→ **Brief**
Select the lines below containing the word "with".

====== Records shown

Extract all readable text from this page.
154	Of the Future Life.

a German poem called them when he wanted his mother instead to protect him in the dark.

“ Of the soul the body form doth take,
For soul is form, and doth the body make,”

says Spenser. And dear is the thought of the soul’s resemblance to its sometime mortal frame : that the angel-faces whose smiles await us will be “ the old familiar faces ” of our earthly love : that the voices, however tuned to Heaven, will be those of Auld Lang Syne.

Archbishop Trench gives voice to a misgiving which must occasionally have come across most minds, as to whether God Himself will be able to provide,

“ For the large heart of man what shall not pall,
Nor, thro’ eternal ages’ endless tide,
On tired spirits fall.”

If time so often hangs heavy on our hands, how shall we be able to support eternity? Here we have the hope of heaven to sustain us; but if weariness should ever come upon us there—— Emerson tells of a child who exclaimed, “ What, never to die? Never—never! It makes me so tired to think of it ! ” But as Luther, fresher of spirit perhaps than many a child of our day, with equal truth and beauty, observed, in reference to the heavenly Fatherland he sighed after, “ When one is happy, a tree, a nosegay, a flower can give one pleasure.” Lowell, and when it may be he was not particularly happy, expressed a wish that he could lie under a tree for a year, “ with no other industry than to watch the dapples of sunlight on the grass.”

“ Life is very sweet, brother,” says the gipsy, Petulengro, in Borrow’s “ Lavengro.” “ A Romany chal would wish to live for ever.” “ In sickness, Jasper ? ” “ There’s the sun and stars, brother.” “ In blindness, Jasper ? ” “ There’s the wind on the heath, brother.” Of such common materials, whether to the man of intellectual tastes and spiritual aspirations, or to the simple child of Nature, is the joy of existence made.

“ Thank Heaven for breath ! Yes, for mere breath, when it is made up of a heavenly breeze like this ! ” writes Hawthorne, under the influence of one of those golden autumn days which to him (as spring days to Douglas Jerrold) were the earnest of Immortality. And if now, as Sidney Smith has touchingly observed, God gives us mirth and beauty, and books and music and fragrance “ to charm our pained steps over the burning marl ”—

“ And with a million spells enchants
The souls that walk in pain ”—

============

→ **The output**
If time so often hangs heavy on our hands, how shall we be able to support eternity? Here we have the hope of heaven to sustain us; but if weariness should ever come upon us there—— Emerson tells of a child who exclaimed, “ What, never to die? Never—never! It makes me so tired to think of it ! ” But as Luther, fresher of spirit perhaps than many a child of our day, with equal truth and beauty, observed, in reference to the heavenly Fatherland he sighed after, “ When one is happy, a tree, a nosegay, a flower can give one pleasure.” Lowell, and when it may be he was not particularly happy, expressed a wish that he could lie under a tree for a year, “ with no other industry than to watch the dapples of sunlight on the grass.”
“ And with a million spells enchants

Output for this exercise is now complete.